_Dataset extract_.
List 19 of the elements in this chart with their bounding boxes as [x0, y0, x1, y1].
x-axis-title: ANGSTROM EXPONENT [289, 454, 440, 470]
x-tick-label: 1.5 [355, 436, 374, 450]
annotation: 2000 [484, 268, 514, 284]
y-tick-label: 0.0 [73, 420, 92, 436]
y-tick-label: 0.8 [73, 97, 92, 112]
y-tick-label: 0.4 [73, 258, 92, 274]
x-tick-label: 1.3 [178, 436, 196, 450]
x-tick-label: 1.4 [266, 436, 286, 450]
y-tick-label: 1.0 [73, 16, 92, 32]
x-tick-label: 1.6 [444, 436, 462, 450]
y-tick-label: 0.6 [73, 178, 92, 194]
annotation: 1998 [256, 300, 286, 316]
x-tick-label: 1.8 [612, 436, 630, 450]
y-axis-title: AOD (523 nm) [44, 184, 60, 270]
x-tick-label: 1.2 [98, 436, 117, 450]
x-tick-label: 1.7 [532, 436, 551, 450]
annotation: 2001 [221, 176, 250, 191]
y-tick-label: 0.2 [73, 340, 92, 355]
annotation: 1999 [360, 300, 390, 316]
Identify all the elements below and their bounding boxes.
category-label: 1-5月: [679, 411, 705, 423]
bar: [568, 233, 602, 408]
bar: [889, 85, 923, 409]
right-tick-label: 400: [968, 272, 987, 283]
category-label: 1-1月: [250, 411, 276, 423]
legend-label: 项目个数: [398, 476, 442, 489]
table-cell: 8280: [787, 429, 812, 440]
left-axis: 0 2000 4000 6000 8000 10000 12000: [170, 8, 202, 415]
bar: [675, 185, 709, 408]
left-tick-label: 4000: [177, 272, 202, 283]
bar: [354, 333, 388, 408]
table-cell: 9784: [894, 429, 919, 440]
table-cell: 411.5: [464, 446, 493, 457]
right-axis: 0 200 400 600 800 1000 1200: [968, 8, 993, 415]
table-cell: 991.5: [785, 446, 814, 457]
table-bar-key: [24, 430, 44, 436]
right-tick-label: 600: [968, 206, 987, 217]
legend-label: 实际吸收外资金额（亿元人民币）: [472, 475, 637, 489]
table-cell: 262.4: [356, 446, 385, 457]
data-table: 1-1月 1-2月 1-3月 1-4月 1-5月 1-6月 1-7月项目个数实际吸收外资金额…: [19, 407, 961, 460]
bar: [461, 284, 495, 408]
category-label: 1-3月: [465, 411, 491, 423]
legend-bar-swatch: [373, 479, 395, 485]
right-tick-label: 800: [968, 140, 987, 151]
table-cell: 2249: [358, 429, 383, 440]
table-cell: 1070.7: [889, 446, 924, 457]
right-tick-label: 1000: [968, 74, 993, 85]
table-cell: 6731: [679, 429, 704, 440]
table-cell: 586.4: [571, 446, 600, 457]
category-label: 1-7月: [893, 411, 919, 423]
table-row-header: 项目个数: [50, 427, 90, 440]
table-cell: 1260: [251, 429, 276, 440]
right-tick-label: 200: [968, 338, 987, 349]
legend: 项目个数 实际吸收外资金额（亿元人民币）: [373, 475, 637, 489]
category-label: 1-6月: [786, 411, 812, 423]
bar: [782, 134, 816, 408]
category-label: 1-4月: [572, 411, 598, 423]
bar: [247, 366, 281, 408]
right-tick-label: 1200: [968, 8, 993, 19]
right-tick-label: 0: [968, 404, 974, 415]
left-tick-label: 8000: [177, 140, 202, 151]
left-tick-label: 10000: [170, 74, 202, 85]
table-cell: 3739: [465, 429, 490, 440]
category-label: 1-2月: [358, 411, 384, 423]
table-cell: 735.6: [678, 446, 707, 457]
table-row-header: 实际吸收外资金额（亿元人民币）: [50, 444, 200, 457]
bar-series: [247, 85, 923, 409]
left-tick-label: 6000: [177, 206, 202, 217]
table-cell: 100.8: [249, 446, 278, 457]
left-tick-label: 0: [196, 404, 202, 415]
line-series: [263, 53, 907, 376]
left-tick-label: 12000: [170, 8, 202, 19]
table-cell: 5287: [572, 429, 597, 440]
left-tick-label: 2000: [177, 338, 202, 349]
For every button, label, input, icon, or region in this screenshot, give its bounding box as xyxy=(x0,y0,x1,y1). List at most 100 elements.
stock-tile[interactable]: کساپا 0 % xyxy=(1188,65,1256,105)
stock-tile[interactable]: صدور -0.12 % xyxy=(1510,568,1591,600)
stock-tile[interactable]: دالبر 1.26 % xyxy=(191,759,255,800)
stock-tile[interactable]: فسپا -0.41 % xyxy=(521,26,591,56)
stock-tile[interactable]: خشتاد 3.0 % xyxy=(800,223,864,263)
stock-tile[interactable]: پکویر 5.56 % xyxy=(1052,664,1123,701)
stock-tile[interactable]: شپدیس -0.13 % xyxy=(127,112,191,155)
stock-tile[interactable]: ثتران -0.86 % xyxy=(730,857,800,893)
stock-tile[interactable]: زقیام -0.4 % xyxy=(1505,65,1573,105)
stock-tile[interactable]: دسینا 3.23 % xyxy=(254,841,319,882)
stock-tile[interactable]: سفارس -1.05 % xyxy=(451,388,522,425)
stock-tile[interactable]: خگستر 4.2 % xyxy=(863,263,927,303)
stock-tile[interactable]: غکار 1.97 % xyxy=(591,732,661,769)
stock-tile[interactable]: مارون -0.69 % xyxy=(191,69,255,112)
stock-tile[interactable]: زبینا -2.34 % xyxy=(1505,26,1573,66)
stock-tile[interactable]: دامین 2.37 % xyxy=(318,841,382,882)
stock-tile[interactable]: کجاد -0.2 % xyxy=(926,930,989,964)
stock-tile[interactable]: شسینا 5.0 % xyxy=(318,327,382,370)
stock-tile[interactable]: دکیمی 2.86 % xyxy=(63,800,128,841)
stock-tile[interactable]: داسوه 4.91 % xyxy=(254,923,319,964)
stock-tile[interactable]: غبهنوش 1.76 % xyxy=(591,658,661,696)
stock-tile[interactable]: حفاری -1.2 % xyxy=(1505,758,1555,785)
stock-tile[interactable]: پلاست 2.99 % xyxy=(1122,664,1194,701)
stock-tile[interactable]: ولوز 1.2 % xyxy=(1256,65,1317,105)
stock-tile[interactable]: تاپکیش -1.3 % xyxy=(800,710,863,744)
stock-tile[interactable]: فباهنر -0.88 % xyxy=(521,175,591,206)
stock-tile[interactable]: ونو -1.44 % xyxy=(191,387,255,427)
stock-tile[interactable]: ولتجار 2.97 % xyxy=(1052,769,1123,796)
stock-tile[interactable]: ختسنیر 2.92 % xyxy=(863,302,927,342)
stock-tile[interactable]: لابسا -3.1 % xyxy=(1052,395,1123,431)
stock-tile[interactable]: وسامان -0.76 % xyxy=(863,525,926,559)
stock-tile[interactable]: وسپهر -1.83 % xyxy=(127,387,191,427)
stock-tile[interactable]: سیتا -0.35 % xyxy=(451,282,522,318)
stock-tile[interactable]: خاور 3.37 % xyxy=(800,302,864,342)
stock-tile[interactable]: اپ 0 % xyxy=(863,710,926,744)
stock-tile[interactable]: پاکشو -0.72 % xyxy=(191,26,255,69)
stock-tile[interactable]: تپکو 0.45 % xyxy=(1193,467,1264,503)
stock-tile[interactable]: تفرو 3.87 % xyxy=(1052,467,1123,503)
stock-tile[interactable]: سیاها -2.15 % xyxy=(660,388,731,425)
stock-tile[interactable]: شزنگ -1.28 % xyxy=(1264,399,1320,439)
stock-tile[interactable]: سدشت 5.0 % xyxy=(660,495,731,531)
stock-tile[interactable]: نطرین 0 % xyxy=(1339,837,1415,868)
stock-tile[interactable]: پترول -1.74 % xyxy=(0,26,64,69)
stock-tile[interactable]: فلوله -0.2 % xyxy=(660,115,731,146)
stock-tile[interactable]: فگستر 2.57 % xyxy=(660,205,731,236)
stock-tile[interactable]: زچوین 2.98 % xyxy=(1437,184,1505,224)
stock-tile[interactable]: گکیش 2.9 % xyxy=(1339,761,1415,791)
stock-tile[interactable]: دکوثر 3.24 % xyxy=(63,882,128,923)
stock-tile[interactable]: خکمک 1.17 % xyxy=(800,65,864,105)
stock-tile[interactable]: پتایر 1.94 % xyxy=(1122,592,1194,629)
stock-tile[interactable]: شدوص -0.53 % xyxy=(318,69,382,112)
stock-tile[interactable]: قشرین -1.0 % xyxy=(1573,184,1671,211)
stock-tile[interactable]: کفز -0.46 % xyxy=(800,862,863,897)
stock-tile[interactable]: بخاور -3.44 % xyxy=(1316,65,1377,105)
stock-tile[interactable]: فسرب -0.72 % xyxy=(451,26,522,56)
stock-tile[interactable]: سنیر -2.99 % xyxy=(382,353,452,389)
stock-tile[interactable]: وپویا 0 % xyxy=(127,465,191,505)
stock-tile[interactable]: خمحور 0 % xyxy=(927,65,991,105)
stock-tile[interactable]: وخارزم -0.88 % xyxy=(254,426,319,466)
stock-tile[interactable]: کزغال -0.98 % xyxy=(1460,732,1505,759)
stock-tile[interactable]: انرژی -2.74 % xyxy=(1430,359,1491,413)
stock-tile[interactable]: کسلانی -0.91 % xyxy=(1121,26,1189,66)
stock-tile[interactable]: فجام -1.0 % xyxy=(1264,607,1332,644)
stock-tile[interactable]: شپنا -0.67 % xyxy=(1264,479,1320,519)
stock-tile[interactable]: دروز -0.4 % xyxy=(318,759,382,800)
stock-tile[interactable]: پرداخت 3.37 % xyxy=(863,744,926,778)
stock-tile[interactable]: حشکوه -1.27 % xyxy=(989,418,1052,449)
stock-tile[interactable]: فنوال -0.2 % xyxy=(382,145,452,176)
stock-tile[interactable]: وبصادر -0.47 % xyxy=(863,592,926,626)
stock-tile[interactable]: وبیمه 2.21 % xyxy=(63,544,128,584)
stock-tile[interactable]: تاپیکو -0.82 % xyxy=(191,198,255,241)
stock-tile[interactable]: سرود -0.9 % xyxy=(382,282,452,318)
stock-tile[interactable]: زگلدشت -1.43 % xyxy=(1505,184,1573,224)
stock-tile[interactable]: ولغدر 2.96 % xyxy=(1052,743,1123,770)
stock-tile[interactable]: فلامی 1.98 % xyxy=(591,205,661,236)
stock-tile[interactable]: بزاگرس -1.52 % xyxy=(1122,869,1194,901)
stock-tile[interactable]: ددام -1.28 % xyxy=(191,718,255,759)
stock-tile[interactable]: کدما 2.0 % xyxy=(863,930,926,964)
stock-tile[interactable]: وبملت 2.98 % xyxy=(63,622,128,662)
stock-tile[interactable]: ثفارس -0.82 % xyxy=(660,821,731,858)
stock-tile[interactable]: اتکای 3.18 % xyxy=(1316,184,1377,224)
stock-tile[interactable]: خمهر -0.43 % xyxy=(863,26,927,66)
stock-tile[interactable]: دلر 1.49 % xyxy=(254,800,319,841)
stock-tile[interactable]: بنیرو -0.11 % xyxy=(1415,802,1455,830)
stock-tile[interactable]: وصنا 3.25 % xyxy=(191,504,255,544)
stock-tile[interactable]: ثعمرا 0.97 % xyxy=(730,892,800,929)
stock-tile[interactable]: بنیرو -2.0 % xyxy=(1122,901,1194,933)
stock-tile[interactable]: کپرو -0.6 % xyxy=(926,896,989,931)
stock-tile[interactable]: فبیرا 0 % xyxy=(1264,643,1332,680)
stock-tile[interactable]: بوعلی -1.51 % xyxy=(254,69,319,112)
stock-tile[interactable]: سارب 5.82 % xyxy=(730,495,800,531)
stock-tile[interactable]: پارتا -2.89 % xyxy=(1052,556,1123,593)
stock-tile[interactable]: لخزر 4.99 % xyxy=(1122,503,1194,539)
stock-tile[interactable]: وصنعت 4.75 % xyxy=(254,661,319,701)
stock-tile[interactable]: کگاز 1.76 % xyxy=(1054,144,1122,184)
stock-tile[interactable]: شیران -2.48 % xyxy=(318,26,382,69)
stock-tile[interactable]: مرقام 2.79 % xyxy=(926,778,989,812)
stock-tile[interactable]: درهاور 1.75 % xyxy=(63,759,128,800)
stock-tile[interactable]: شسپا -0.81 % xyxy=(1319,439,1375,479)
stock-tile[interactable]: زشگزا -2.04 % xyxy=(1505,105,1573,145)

_Work required_.
Return, word for word, the stretch of the records from the first line through the line that contains "x-tick-label: 1.2 [98, 436, 117, 450]".

_The answer_.
List 19 of the elements in this chart with their bounding boxes as [x0, y0, x1, y1].
x-axis-title: ANGSTROM EXPONENT [289, 454, 440, 470]
x-tick-label: 1.5 [355, 436, 374, 450]
annotation: 2000 [484, 268, 514, 284]
y-tick-label: 0.0 [73, 420, 92, 436]
y-tick-label: 0.8 [73, 97, 92, 112]
y-tick-label: 0.4 [73, 258, 92, 274]
x-tick-label: 1.3 [178, 436, 196, 450]
x-tick-label: 1.4 [266, 436, 286, 450]
y-tick-label: 1.0 [73, 16, 92, 32]
x-tick-label: 1.6 [444, 436, 462, 450]
y-tick-label: 0.6 [73, 178, 92, 194]
annotation: 1998 [256, 300, 286, 316]
x-tick-label: 1.8 [612, 436, 630, 450]
y-axis-title: AOD (523 nm) [44, 184, 60, 270]
x-tick-label: 1.2 [98, 436, 117, 450]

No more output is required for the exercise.